— BEGIN MATERIAL FOR THIS TASK —
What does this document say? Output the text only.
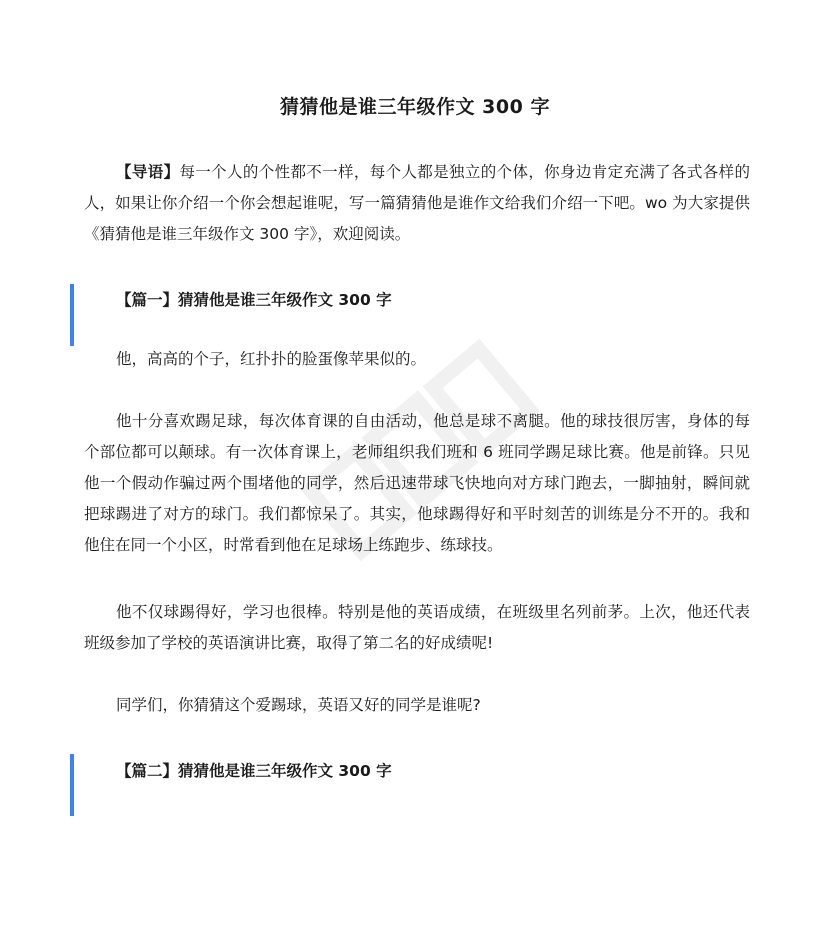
猜猜他是谁三年级作文 300 字
【导语】每一个人的个性都不一样，每个人都是独立的个体，你身边肯定充满了各式各样的人，如果让你介绍一个你会想起谁呢，写一篇猜猜他是谁作文给我们介绍一下吧。wo 为大家提供《猜猜他是谁三年级作文 300 字》，欢迎阅读。
【篇一】猜猜他是谁三年级作文 300 字
他，高高的个子，红扑扑的脸蛋像苹果似的。
他十分喜欢踢足球，每次体育课的自由活动，他总是球不离腿。他的球技很厉害，身体的每个部位都可以颠球。有一次体育课上，老师组织我们班和 6 班同学踢足球比赛。他是前锋。只见他一个假动作骗过两个围堵他的同学，然后迅速带球飞快地向对方球门跑去，一脚抽射，瞬间就把球踢进了对方的球门。我们都惊呆了。其实，他球踢得好和平时刻苦的训练是分不开的。我和他住在同一个小区，时常看到他在足球场上练跑步、练球技。
他不仅球踢得好，学习也很棒。特别是他的英语成绩，在班级里名列前茅。上次，他还代表班级参加了学校的英语演讲比赛，取得了第二名的好成绩呢!
同学们，你猜猜这个爱踢球，英语又好的同学是谁呢?
【篇二】猜猜他是谁三年级作文 300 字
— END MATERIAL FOR THIS TASK —
• [TASK DETAILS]: Give every record back exactly as it reads, with no images.

• [EXERCISE OUTPUT]:
What does this document say? Output the text only.
猜猜他是谁三年级作文 300 字
【导语】每一个人的个性都不一样，每个人都是独立的个体，你身边肯定充满了各式各样的人，如果让你介绍一个你会想起谁呢，写一篇猜猜他是谁作文给我们介绍一下吧。wo 为大家提供《猜猜他是谁三年级作文 300 字》，欢迎阅读。
【篇一】猜猜他是谁三年级作文 300 字
他，高高的个子，红扑扑的脸蛋像苹果似的。
他十分喜欢踢足球，每次体育课的自由活动，他总是球不离腿。他的球技很厉害，身体的每个部位都可以颠球。有一次体育课上，老师组织我们班和 6 班同学踢足球比赛。他是前锋。只见他一个假动作骗过两个围堵他的同学，然后迅速带球飞快地向对方球门跑去，一脚抽射，瞬间就把球踢进了对方的球门。我们都惊呆了。其实，他球踢得好和平时刻苦的训练是分不开的。我和他住在同一个小区，时常看到他在足球场上练跑步、练球技。
他不仅球踢得好，学习也很棒。特别是他的英语成绩，在班级里名列前茅。上次，他还代表班级参加了学校的英语演讲比赛，取得了第二名的好成绩呢!
同学们，你猜猜这个爱踢球，英语又好的同学是谁呢?
【篇二】猜猜他是谁三年级作文 300 字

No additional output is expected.